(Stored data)
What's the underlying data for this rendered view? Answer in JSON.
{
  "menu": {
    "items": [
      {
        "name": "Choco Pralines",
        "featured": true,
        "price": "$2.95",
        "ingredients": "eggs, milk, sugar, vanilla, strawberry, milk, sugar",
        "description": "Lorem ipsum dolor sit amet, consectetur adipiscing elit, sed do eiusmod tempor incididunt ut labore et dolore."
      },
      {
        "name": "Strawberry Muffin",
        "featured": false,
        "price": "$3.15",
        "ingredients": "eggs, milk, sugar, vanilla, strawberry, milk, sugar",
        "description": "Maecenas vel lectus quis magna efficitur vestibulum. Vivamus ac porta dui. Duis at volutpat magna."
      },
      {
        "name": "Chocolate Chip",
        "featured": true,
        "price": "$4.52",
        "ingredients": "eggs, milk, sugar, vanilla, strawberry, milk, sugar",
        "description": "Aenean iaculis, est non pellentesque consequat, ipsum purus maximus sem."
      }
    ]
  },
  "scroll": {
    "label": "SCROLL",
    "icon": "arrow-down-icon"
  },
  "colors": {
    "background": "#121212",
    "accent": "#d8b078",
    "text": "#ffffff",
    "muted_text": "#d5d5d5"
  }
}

### Objective:
Would you restate each of the entries word for word?

### Result for this exercise:
What's the underlying data for this rendered view? Answer in JSON.
{
  "menu": {
    "items": [
      {
        "name": "Choco Pralines",
        "featured": true,
        "price": "$2.95",
        "ingredients": "eggs, milk, sugar, vanilla, strawberry, milk, sugar",
        "description": "Lorem ipsum dolor sit amet, consectetur adipiscing elit, sed do eiusmod tempor incididunt ut labore et dolore."
      },
      {
        "name": "Strawberry Muffin",
        "featured": false,
        "price": "$3.15",
        "ingredients": "eggs, milk, sugar, vanilla, strawberry, milk, sugar",
        "description": "Maecenas vel lectus quis magna efficitur vestibulum. Vivamus ac porta dui. Duis at volutpat magna."
      },
      {
        "name": "Chocolate Chip",
        "featured": true,
        "price": "$4.52",
        "ingredients": "eggs, milk, sugar, vanilla, strawberry, milk, sugar",
        "description": "Aenean iaculis, est non pellentesque consequat, ipsum purus maximus sem."
      }
    ]
  },
  "scroll": {
    "label": "SCROLL",
    "icon": "arrow-down-icon"
  },
  "colors": {
    "background": "#121212",
    "accent": "#d8b078",
    "text": "#ffffff",
    "muted_text": "#d5d5d5"
  }
}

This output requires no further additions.